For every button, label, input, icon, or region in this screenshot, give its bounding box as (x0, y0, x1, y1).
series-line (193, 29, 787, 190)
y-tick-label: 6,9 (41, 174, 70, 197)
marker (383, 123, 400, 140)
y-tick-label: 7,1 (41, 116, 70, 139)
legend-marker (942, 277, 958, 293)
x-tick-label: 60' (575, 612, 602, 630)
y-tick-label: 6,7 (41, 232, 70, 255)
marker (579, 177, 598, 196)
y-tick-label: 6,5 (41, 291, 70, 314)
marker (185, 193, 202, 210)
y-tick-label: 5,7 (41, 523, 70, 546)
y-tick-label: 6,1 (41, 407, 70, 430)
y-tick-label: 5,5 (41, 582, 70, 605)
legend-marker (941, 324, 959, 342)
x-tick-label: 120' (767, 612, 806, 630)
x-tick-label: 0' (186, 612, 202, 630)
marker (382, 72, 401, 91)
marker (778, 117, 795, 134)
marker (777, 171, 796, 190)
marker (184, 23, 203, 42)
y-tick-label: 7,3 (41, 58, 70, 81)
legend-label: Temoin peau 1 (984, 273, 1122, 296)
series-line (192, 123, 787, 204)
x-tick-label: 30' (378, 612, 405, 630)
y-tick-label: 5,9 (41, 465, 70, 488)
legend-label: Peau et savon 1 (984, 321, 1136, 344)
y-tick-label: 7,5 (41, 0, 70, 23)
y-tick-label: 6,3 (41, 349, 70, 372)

> [WRITTEN REQUEST]:
Please output every line of the entries above as a numbered list, leaving out any blank lines.

> [TASK OUTPUT]:
1. For every button, label, input, icon, or region in this screenshot, give its bounding box as (x0, y0, x1, y1).
2. series-line (193, 29, 787, 190)
3. y-tick-label: 6,9 (41, 174, 70, 197)
4. marker (383, 123, 400, 140)
5. y-tick-label: 7,1 (41, 116, 70, 139)
6. legend-marker (942, 277, 958, 293)
7. x-tick-label: 60' (575, 612, 602, 630)
8. y-tick-label: 6,7 (41, 232, 70, 255)
9. marker (579, 177, 598, 196)
10. y-tick-label: 6,5 (41, 291, 70, 314)
11. marker (185, 193, 202, 210)
12. y-tick-label: 5,7 (41, 523, 70, 546)
13. y-tick-label: 6,1 (41, 407, 70, 430)
14. y-tick-label: 5,5 (41, 582, 70, 605)
15. legend-marker (941, 324, 959, 342)
16. x-tick-label: 120' (767, 612, 806, 630)
17. x-tick-label: 0' (186, 612, 202, 630)
18. marker (382, 72, 401, 91)
19. marker (778, 117, 795, 134)
20. marker (777, 171, 796, 190)
21. marker (184, 23, 203, 42)
22. y-tick-label: 7,3 (41, 58, 70, 81)
23. legend-label: Temoin peau 1 (984, 273, 1122, 296)
24. series-line (192, 123, 787, 204)
25. x-tick-label: 30' (378, 612, 405, 630)
26. y-tick-label: 5,9 (41, 465, 70, 488)
27. legend-label: Peau et savon 1 (984, 321, 1136, 344)
28. y-tick-label: 7,5 (41, 0, 70, 23)
29. y-tick-label: 6,3 (41, 349, 70, 372)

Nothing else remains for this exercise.